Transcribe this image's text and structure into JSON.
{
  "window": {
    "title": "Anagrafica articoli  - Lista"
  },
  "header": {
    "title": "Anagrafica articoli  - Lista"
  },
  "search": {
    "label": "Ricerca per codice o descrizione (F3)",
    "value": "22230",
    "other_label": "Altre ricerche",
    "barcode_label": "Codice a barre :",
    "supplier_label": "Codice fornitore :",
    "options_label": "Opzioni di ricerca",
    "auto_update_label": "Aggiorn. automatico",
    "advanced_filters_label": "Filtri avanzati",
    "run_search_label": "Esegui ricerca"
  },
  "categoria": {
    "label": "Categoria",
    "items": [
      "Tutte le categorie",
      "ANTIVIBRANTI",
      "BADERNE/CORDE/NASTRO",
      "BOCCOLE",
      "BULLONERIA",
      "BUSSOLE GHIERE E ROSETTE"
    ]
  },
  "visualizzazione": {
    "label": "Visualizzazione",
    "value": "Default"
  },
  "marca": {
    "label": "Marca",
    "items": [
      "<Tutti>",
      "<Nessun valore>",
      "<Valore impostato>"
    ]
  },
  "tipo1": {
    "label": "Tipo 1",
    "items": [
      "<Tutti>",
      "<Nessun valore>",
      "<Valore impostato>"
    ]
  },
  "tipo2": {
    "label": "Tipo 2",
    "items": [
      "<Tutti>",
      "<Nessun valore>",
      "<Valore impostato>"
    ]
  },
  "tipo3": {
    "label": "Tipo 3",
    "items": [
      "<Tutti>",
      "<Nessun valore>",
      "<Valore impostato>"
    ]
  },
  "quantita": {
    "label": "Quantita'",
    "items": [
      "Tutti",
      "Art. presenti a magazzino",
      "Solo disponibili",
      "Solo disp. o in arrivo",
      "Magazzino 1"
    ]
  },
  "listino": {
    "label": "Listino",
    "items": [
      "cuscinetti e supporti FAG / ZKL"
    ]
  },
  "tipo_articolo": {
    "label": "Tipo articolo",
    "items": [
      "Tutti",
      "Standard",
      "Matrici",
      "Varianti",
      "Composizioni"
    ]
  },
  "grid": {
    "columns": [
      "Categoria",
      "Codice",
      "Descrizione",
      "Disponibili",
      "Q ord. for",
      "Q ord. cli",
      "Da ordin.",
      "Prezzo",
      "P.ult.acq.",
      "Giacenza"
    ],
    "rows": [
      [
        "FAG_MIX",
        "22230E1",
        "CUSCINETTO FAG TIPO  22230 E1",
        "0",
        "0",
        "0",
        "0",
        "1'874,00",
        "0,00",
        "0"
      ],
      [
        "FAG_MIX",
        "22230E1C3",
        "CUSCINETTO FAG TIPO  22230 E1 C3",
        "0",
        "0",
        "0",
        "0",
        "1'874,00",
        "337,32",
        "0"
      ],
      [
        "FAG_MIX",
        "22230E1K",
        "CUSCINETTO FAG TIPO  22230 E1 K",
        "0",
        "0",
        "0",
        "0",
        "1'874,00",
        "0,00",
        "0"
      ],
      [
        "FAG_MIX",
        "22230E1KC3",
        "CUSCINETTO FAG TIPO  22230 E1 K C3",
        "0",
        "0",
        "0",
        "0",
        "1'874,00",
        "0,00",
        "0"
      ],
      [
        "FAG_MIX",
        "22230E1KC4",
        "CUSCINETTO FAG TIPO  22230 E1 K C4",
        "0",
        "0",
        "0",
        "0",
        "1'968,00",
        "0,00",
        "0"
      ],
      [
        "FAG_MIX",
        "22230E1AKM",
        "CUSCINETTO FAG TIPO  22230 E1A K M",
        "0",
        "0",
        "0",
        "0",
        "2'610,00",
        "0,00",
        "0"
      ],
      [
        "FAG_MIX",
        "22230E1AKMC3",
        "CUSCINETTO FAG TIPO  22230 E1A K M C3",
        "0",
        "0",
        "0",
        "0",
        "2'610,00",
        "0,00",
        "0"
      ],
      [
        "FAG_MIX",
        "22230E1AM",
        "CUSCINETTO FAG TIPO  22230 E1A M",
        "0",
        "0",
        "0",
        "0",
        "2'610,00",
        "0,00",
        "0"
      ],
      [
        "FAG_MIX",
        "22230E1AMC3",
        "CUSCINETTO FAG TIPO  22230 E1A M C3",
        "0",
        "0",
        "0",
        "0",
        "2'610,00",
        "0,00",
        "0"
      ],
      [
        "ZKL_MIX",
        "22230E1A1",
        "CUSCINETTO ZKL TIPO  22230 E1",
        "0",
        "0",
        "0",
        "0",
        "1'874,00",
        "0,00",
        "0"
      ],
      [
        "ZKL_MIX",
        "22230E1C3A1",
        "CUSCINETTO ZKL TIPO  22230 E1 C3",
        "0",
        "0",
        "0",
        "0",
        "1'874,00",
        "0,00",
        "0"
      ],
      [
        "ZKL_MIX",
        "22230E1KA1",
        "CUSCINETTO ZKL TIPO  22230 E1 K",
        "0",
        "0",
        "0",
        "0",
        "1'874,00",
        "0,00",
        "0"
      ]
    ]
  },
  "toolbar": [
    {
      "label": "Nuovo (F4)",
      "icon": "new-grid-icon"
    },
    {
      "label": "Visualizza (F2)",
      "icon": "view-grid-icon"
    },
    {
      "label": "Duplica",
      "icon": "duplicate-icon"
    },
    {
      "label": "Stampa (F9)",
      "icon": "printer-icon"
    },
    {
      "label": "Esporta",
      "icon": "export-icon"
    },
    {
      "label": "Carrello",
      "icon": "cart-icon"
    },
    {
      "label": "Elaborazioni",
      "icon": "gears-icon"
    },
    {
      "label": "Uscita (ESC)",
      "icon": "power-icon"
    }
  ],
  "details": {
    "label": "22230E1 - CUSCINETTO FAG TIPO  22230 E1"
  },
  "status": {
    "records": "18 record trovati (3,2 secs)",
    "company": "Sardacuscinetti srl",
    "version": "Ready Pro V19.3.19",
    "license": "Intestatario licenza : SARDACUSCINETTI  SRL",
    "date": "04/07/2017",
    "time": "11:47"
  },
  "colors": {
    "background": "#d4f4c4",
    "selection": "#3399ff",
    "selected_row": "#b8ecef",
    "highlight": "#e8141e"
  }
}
·····
REQUEST >>
Please reproduce the entire listing, exactly as shown.

RESULT FOR THIS TASK >>
Transcribe this image's text and structure into JSON.
{
  "window": {
    "title": "Anagrafica articoli  - Lista"
  },
  "header": {
    "title": "Anagrafica articoli  - Lista"
  },
  "search": {
    "label": "Ricerca per codice o descrizione (F3)",
    "value": "22230",
    "other_label": "Altre ricerche",
    "barcode_label": "Codice a barre :",
    "supplier_label": "Codice fornitore :",
    "options_label": "Opzioni di ricerca",
    "auto_update_label": "Aggiorn. automatico",
    "advanced_filters_label": "Filtri avanzati",
    "run_search_label": "Esegui ricerca"
  },
  "categoria": {
    "label": "Categoria",
    "items": [
      "Tutte le categorie",
      "ANTIVIBRANTI",
      "BADERNE/CORDE/NASTRO",
      "BOCCOLE",
      "BULLONERIA",
      "BUSSOLE GHIERE E ROSETTE"
    ]
  },
  "visualizzazione": {
    "label": "Visualizzazione",
    "value": "Default"
  },
  "marca": {
    "label": "Marca",
    "items": [
      "<Tutti>",
      "<Nessun valore>",
      "<Valore impostato>"
    ]
  },
  "tipo1": {
    "label": "Tipo 1",
    "items": [
      "<Tutti>",
      "<Nessun valore>",
      "<Valore impostato>"
    ]
  },
  "tipo2": {
    "label": "Tipo 2",
    "items": [
      "<Tutti>",
      "<Nessun valore>",
      "<Valore impostato>"
    ]
  },
  "tipo3": {
    "label": "Tipo 3",
    "items": [
      "<Tutti>",
      "<Nessun valore>",
      "<Valore impostato>"
    ]
  },
  "quantita": {
    "label": "Quantita'",
    "items": [
      "Tutti",
      "Art. presenti a magazzino",
      "Solo disponibili",
      "Solo disp. o in arrivo",
      "Magazzino 1"
    ]
  },
  "listino": {
    "label": "Listino",
    "items": [
      "cuscinetti e supporti FAG / ZKL"
    ]
  },
  "tipo_articolo": {
    "label": "Tipo articolo",
    "items": [
      "Tutti",
      "Standard",
      "Matrici",
      "Varianti",
      "Composizioni"
    ]
  },
  "grid": {
    "columns": [
      "Categoria",
      "Codice",
      "Descrizione",
      "Disponibili",
      "Q ord. for",
      "Q ord. cli",
      "Da ordin.",
      "Prezzo",
      "P.ult.acq.",
      "Giacenza"
    ],
    "rows": [
      [
        "FAG_MIX",
        "22230E1",
        "CUSCINETTO FAG TIPO  22230 E1",
        "0",
        "0",
        "0",
        "0",
        "1'874,00",
        "0,00",
        "0"
      ],
      [
        "FAG_MIX",
        "22230E1C3",
        "CUSCINETTO FAG TIPO  22230 E1 C3",
        "0",
        "0",
        "0",
        "0",
        "1'874,00",
        "337,32",
        "0"
      ],
      [
        "FAG_MIX",
        "22230E1K",
        "CUSCINETTO FAG TIPO  22230 E1 K",
        "0",
        "0",
        "0",
        "0",
        "1'874,00",
        "0,00",
        "0"
      ],
      [
        "FAG_MIX",
        "22230E1KC3",
        "CUSCINETTO FAG TIPO  22230 E1 K C3",
        "0",
        "0",
        "0",
        "0",
        "1'874,00",
        "0,00",
        "0"
      ],
      [
        "FAG_MIX",
        "22230E1KC4",
        "CUSCINETTO FAG TIPO  22230 E1 K C4",
        "0",
        "0",
        "0",
        "0",
        "1'968,00",
        "0,00",
        "0"
      ],
      [
        "FAG_MIX",
        "22230E1AKM",
        "CUSCINETTO FAG TIPO  22230 E1A K M",
        "0",
        "0",
        "0",
        "0",
        "2'610,00",
        "0,00",
        "0"
      ],
      [
        "FAG_MIX",
        "22230E1AKMC3",
        "CUSCINETTO FAG TIPO  22230 E1A K M C3",
        "0",
        "0",
        "0",
        "0",
        "2'610,00",
        "0,00",
        "0"
      ],
      [
        "FAG_MIX",
        "22230E1AM",
        "CUSCINETTO FAG TIPO  22230 E1A M",
        "0",
        "0",
        "0",
        "0",
        "2'610,00",
        "0,00",
        "0"
      ],
      [
        "FAG_MIX",
        "22230E1AMC3",
        "CUSCINETTO FAG TIPO  22230 E1A M C3",
        "0",
        "0",
        "0",
        "0",
        "2'610,00",
        "0,00",
        "0"
      ],
      [
        "ZKL_MIX",
        "22230E1A1",
        "CUSCINETTO ZKL TIPO  22230 E1",
        "0",
        "0",
        "0",
        "0",
        "1'874,00",
        "0,00",
        "0"
      ],
      [
        "ZKL_MIX",
        "22230E1C3A1",
        "CUSCINETTO ZKL TIPO  22230 E1 C3",
        "0",
        "0",
        "0",
        "0",
        "1'874,00",
        "0,00",
        "0"
      ],
      [
        "ZKL_MIX",
        "22230E1KA1",
        "CUSCINETTO ZKL TIPO  22230 E1 K",
        "0",
        "0",
        "0",
        "0",
        "1'874,00",
        "0,00",
        "0"
      ]
    ]
  },
  "toolbar": [
    {
      "label": "Nuovo (F4)",
      "icon": "new-grid-icon"
    },
    {
      "label": "Visualizza (F2)",
      "icon": "view-grid-icon"
    },
    {
      "label": "Duplica",
      "icon": "duplicate-icon"
    },
    {
      "label": "Stampa (F9)",
      "icon": "printer-icon"
    },
    {
      "label": "Esporta",
      "icon": "export-icon"
    },
    {
      "label": "Carrello",
      "icon": "cart-icon"
    },
    {
      "label": "Elaborazioni",
      "icon": "gears-icon"
    },
    {
      "label": "Uscita (ESC)",
      "icon": "power-icon"
    }
  ],
  "details": {
    "label": "22230E1 - CUSCINETTO FAG TIPO  22230 E1"
  },
  "status": {
    "records": "18 record trovati (3,2 secs)",
    "company": "Sardacuscinetti srl",
    "version": "Ready Pro V19.3.19",
    "license": "Intestatario licenza : SARDACUSCINETTI  SRL",
    "date": "04/07/2017",
    "time": "11:47"
  },
  "colors": {
    "background": "#d4f4c4",
    "selection": "#3399ff",
    "selected_row": "#b8ecef",
    "highlight": "#e8141e"
  }
}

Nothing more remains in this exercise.